• [TO DO]: Give the number of lines in the entries that contain "pantun". State only the count.

• [INPUT]:
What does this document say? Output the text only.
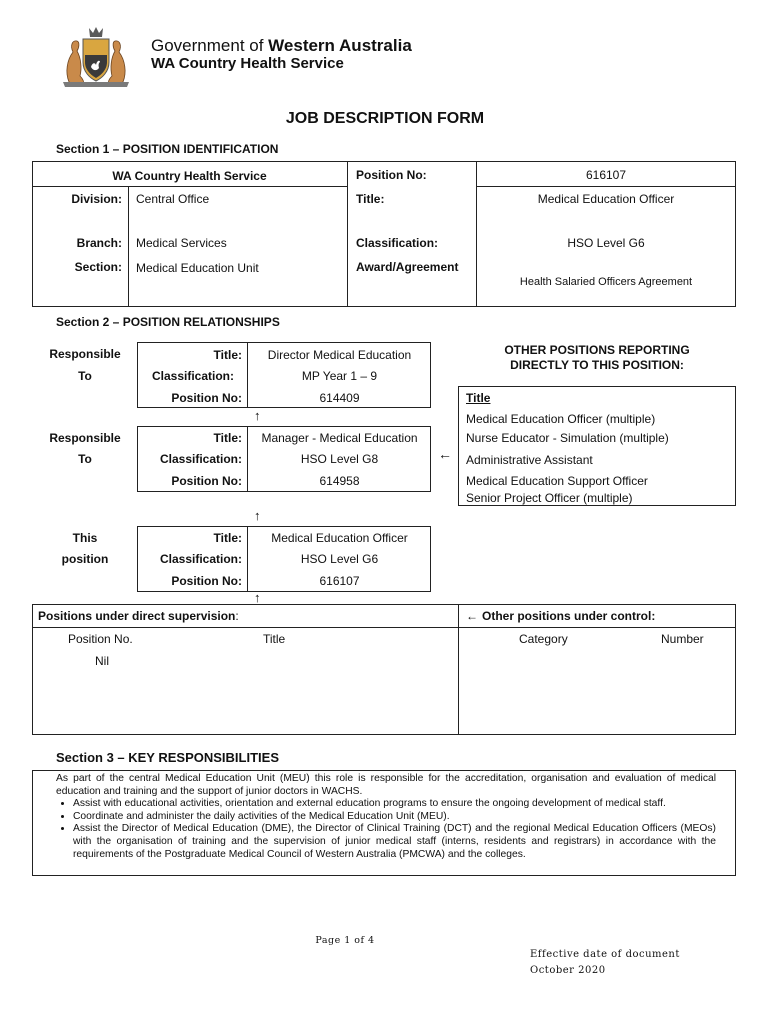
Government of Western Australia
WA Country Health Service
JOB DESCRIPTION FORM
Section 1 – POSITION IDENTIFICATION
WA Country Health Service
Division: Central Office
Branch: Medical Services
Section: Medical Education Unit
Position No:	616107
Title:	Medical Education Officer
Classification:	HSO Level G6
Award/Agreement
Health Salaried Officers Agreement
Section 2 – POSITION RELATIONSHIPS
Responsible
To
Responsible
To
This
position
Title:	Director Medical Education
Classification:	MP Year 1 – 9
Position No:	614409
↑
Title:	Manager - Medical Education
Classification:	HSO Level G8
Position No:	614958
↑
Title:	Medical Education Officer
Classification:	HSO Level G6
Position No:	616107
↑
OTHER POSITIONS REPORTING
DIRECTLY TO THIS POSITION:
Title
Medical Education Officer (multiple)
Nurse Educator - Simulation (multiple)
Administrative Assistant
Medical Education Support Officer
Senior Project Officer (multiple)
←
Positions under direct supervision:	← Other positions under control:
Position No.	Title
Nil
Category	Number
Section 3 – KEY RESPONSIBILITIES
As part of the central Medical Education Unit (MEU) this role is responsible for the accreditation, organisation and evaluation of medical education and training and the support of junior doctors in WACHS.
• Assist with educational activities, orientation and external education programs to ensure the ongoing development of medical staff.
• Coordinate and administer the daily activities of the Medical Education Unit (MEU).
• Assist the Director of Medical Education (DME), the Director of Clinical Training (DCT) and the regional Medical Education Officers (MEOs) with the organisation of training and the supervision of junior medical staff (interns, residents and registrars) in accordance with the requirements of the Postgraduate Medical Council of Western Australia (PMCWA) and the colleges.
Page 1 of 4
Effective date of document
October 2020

--

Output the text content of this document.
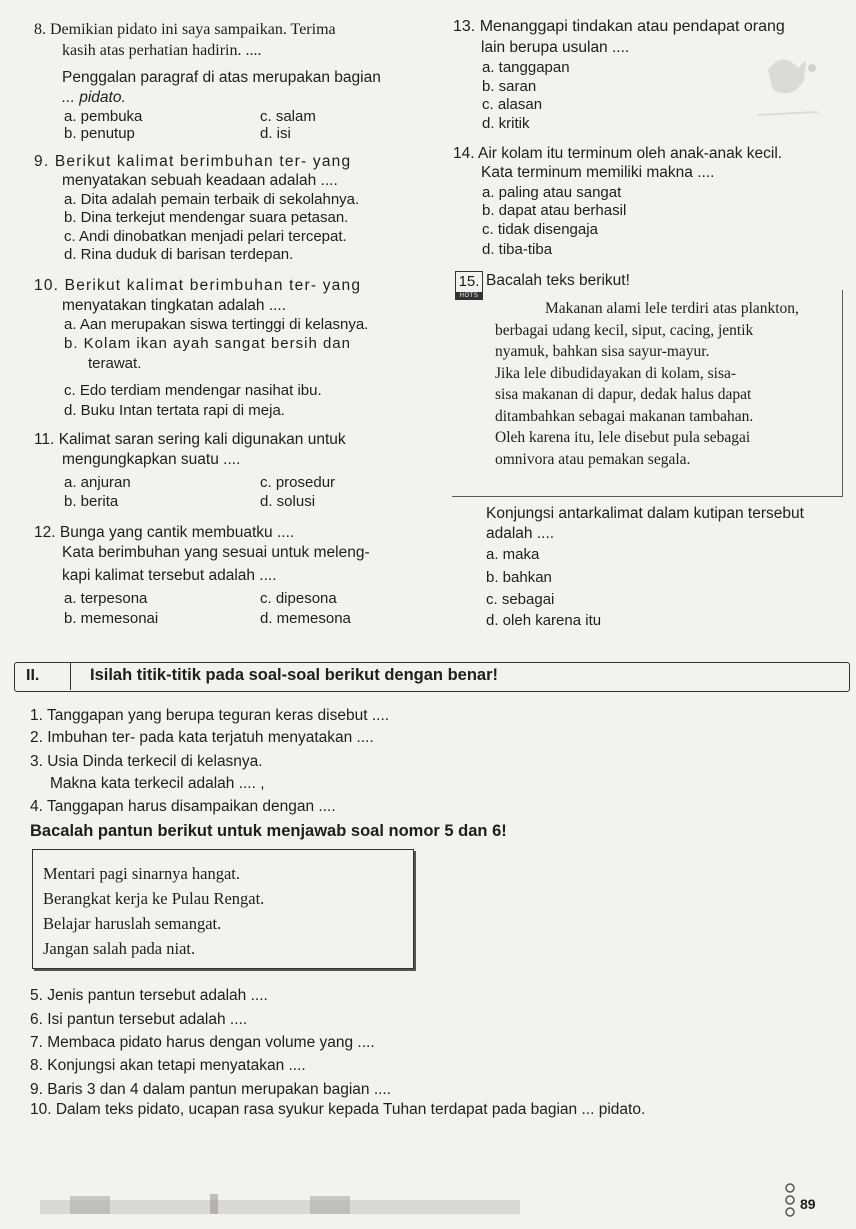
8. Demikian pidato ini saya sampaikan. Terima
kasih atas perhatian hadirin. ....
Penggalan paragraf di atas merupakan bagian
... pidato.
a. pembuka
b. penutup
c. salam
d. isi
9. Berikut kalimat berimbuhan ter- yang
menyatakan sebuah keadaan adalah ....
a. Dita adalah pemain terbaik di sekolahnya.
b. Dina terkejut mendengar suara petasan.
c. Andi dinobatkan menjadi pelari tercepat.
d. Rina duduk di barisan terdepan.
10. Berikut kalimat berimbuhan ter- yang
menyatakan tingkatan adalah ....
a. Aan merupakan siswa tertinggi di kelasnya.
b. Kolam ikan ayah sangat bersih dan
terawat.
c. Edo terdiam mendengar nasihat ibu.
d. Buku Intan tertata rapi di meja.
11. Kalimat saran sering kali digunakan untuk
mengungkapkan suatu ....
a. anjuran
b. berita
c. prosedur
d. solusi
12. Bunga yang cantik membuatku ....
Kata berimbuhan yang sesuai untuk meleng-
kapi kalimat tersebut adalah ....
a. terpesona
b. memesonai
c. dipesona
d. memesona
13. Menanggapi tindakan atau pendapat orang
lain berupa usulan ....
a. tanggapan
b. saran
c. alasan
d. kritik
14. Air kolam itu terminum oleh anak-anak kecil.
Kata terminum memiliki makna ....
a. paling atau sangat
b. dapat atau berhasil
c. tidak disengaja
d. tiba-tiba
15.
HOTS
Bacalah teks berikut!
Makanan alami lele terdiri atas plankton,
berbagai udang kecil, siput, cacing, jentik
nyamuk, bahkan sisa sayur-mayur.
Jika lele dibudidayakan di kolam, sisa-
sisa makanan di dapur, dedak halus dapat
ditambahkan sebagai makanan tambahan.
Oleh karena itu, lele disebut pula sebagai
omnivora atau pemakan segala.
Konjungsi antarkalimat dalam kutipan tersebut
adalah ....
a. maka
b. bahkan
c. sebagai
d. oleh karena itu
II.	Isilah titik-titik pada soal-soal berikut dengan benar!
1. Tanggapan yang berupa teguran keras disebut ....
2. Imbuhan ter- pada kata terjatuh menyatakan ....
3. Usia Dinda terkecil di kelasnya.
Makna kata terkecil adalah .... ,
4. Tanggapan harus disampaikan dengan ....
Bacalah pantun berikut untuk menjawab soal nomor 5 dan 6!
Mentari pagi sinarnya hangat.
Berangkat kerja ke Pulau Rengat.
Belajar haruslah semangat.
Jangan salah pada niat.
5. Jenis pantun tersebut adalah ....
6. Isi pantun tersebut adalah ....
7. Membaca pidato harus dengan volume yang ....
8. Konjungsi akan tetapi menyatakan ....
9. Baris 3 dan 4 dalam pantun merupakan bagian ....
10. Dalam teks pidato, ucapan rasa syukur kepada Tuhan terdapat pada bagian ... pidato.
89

• [SOLUTION]: 4